**作業指示:**
以下のエントリをすべて、「HM Land Registry」を「HMLR」に置き換えたうえで、ほかは一切変えずに書き直してもらえますか？

**記録抜粋:**
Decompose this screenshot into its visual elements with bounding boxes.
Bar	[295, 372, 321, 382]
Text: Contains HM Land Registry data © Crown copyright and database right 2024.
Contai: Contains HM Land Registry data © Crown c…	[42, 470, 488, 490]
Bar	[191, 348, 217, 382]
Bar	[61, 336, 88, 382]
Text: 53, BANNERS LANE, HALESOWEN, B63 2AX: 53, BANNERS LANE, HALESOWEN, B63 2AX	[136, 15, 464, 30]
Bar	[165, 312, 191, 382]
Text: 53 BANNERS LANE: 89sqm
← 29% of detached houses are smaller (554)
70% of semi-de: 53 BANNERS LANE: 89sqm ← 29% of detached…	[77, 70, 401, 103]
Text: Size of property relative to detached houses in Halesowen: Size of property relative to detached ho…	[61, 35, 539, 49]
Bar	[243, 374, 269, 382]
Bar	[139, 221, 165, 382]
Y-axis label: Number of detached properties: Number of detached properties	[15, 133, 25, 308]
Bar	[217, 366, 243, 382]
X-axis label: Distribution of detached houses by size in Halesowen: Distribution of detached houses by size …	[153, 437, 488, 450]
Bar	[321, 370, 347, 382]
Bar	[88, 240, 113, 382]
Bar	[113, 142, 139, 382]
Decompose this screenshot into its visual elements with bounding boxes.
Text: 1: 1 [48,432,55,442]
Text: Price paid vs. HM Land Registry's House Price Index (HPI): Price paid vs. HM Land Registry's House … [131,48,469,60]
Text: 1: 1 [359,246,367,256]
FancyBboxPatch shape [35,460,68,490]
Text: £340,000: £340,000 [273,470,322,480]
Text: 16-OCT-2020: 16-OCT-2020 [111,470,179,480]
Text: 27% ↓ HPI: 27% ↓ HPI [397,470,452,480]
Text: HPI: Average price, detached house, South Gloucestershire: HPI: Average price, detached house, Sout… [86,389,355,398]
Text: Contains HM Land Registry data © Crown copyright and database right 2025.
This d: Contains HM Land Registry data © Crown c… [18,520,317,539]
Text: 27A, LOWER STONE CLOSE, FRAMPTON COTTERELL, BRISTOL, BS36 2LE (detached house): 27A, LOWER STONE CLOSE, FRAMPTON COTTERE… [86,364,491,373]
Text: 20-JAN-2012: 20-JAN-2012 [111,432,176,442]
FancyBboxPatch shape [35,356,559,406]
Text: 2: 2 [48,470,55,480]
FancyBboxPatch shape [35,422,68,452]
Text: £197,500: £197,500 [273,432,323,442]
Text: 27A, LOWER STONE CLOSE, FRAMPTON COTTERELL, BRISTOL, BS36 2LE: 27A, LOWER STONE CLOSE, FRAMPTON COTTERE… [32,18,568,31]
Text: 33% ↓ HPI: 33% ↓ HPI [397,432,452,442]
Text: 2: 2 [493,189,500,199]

**出力全文:**
Decompose this screenshot into its visual elements with bounding boxes.
Bar	[295, 372, 321, 382]
Text: Contains HMLR data © Crown copyright and database right 2024.
Contai: Contains HMLR data © Crown c…	[42, 470, 488, 490]
Bar	[191, 348, 217, 382]
Bar	[61, 336, 88, 382]
Text: 53, BANNERS LANE, HALESOWEN, B63 2AX: 53, BANNERS LANE, HALESOWEN, B63 2AX	[136, 15, 464, 30]
Bar	[165, 312, 191, 382]
Text: 53 BANNERS LANE: 89sqm
← 29% of detached houses are smaller (554)
70% of semi-de: 53 BANNERS LANE: 89sqm ← 29% of detached…	[77, 70, 401, 103]
Text: Size of property relative to detached houses in Halesowen: Size of property relative to detached ho…	[61, 35, 539, 49]
Bar	[243, 374, 269, 382]
Bar	[139, 221, 165, 382]
Y-axis label: Number of detached properties: Number of detached properties	[15, 133, 25, 308]
Bar	[217, 366, 243, 382]
X-axis label: Distribution of detached houses by size in Halesowen: Distribution of detached houses by size …	[153, 437, 488, 450]
Bar	[321, 370, 347, 382]
Bar	[88, 240, 113, 382]
Bar	[113, 142, 139, 382]
Decompose this screenshot into its visual elements with bounding boxes.
Text: 1: 1 [48,432,55,442]
Text: Price paid vs. HMLR's House Price Index (HPI): Price paid vs. HMLR's House … [131,48,469,60]
Text: 1: 1 [359,246,367,256]
FancyBboxPatch shape [35,460,68,490]
Text: £340,000: £340,000 [273,470,322,480]
Text: 16-OCT-2020: 16-OCT-2020 [111,470,179,480]
Text: 27% ↓ HPI: 27% ↓ HPI [397,470,452,480]
Text: HPI: Average price, detached house, South Gloucestershire: HPI: Average price, detached house, Sout… [86,389,355,398]
Text: Contains HMLR data © Crown copyright and database right 2025.
This d: Contains HMLR data © Crown c… [18,520,317,539]
Text: 27A, LOWER STONE CLOSE, FRAMPTON COTTERELL, BRISTOL, BS36 2LE (detached house): 27A, LOWER STONE CLOSE, FRAMPTON COTTERE… [86,364,491,373]
Text: 20-JAN-2012: 20-JAN-2012 [111,432,176,442]
FancyBboxPatch shape [35,356,559,406]
Text: 2: 2 [48,470,55,480]
FancyBboxPatch shape [35,422,68,452]
Text: £197,500: £197,500 [273,432,323,442]
Text: 27A, LOWER STONE CLOSE, FRAMPTON COTTERELL, BRISTOL, BS36 2LE: 27A, LOWER STONE CLOSE, FRAMPTON COTTERE… [32,18,568,31]
Text: 33% ↓ HPI: 33% ↓ HPI [397,432,452,442]
Text: 2: 2 [493,189,500,199]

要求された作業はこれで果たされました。